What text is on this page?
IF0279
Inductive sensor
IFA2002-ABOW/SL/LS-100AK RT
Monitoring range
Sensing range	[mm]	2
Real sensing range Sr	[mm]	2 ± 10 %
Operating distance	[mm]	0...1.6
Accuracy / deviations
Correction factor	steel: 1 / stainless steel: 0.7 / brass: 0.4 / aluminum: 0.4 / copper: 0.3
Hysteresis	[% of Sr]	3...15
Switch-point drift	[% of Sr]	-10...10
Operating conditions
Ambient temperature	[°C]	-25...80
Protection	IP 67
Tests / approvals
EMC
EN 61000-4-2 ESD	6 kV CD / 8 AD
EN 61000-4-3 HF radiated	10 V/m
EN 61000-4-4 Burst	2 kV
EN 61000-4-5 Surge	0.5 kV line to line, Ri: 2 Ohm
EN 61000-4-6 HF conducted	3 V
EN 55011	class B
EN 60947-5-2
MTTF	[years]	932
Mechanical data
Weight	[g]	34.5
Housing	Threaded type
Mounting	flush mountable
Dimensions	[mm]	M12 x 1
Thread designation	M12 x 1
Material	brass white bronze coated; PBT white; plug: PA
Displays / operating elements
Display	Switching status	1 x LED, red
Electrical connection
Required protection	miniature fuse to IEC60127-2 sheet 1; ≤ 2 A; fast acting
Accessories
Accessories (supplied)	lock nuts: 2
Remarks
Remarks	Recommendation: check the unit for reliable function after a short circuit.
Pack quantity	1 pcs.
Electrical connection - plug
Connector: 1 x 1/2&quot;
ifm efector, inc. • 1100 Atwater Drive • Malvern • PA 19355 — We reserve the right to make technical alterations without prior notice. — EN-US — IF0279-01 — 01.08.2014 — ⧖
# # # #
▶ [TASK PROMPT]: Output the records exactly, including every line.

▶ [EXERCISE RESULT]:
What text is on this page?
IF0279
Inductive sensor
IFA2002-ABOW/SL/LS-100AK RT
Monitoring range
Sensing range	[mm]	2
Real sensing range Sr	[mm]	2 ± 10 %
Operating distance	[mm]	0...1.6
Accuracy / deviations
Correction factor	steel: 1 / stainless steel: 0.7 / brass: 0.4 / aluminum: 0.4 / copper: 0.3
Hysteresis	[% of Sr]	3...15
Switch-point drift	[% of Sr]	-10...10
Operating conditions
Ambient temperature	[°C]	-25...80
Protection	IP 67
Tests / approvals
EMC
EN 61000-4-2 ESD	6 kV CD / 8 AD
EN 61000-4-3 HF radiated	10 V/m
EN 61000-4-4 Burst	2 kV
EN 61000-4-5 Surge	0.5 kV line to line, Ri: 2 Ohm
EN 61000-4-6 HF conducted	3 V
EN 55011	class B
EN 60947-5-2
MTTF	[years]	932
Mechanical data
Weight	[g]	34.5
Housing	Threaded type
Mounting	flush mountable
Dimensions	[mm]	M12 x 1
Thread designation	M12 x 1
Material	brass white bronze coated; PBT white; plug: PA
Displays / operating elements
Display	Switching status	1 x LED, red
Electrical connection
Required protection	miniature fuse to IEC60127-2 sheet 1; ≤ 2 A; fast acting
Accessories
Accessories (supplied)	lock nuts: 2
Remarks
Remarks	Recommendation: check the unit for reliable function after a short circuit.
Pack quantity	1 pcs.
Electrical connection - plug
Connector: 1 x 1/2&quot;
ifm efector, inc. • 1100 Atwater Drive • Malvern • PA 19355 — We reserve the right to make technical alterations without prior notice. — EN-US — IF0279-01 — 01.08.2014 — ⧖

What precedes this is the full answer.